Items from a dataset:
========

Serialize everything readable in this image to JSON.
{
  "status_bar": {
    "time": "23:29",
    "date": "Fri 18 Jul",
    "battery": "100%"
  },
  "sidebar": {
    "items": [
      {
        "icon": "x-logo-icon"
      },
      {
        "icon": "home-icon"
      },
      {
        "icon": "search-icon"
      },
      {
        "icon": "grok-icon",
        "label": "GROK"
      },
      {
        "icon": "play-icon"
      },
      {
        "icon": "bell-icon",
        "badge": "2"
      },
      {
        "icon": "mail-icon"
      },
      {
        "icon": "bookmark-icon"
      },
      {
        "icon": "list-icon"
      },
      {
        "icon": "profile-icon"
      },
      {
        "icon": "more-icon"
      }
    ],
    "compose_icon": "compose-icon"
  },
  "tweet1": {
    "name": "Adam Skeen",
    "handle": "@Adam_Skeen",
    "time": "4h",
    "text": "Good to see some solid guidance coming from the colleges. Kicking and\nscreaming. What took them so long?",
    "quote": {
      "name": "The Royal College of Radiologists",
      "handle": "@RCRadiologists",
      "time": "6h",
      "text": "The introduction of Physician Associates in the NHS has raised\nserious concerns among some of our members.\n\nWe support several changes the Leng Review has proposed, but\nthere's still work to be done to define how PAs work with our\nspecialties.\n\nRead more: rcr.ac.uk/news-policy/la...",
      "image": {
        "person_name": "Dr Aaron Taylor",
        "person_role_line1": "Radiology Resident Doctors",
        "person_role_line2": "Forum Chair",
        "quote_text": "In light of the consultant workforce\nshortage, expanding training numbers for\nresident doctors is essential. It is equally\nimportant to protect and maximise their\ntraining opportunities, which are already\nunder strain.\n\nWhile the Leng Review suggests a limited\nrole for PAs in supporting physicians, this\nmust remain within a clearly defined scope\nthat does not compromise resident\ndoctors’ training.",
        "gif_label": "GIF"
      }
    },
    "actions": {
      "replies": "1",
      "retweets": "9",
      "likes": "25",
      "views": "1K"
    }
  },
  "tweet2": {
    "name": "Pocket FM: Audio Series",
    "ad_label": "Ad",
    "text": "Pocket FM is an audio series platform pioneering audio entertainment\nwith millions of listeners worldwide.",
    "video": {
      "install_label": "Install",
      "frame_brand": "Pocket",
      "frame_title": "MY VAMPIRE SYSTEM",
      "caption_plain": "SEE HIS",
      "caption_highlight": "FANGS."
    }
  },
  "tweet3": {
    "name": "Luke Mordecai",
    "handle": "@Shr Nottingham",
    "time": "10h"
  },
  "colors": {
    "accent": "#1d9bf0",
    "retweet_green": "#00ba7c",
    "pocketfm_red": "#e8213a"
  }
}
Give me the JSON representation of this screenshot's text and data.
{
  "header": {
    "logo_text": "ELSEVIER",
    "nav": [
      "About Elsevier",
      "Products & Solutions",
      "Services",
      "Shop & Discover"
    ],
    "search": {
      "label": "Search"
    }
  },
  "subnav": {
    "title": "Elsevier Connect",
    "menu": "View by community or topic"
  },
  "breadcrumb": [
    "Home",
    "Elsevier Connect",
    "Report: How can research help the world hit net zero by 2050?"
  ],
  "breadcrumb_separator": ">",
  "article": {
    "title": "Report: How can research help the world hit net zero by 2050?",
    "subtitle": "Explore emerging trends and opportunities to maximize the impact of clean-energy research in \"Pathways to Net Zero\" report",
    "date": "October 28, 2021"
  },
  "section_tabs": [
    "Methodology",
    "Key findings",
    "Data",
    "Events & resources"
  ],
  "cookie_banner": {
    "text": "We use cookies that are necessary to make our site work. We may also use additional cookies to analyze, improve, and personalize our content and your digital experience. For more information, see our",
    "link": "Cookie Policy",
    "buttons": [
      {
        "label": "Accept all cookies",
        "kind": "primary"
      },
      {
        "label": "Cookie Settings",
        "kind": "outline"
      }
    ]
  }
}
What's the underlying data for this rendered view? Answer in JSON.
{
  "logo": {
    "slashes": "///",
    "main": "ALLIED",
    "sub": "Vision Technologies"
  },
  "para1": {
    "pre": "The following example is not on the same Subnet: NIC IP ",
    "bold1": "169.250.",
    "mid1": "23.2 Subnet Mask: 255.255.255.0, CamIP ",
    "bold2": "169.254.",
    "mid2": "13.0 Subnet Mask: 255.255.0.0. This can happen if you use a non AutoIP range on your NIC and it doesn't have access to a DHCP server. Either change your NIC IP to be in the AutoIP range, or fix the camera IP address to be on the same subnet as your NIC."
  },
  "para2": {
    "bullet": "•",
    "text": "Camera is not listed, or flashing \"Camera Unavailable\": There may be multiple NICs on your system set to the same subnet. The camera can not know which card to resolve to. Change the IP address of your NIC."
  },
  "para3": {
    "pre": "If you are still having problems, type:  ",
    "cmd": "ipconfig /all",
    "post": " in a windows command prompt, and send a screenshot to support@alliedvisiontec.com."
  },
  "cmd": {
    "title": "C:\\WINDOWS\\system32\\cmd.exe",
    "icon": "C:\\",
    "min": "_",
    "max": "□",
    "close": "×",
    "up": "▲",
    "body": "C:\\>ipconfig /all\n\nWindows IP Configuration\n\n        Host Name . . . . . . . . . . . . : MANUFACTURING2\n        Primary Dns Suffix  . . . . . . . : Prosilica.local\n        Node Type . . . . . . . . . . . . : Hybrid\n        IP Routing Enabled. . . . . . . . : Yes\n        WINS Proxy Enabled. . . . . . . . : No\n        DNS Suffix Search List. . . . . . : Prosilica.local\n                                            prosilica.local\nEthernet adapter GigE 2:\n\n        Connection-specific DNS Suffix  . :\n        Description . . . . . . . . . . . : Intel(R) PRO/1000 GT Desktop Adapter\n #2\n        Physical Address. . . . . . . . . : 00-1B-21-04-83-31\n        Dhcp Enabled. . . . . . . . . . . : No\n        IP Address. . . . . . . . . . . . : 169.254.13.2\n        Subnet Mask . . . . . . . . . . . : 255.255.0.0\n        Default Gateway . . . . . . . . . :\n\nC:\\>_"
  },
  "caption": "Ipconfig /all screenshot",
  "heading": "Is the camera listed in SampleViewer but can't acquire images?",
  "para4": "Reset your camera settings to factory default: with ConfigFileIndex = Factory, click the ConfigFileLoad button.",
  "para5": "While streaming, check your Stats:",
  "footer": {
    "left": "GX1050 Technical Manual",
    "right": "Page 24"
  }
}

========

What you need to do: From the records above, pull out each line that has "JSON".

Correct response:
Serialize everything readable in this image to JSON.
Give me the JSON representation of this screenshot's text and data.
What's the underlying data for this rendered view? Answer in JSON.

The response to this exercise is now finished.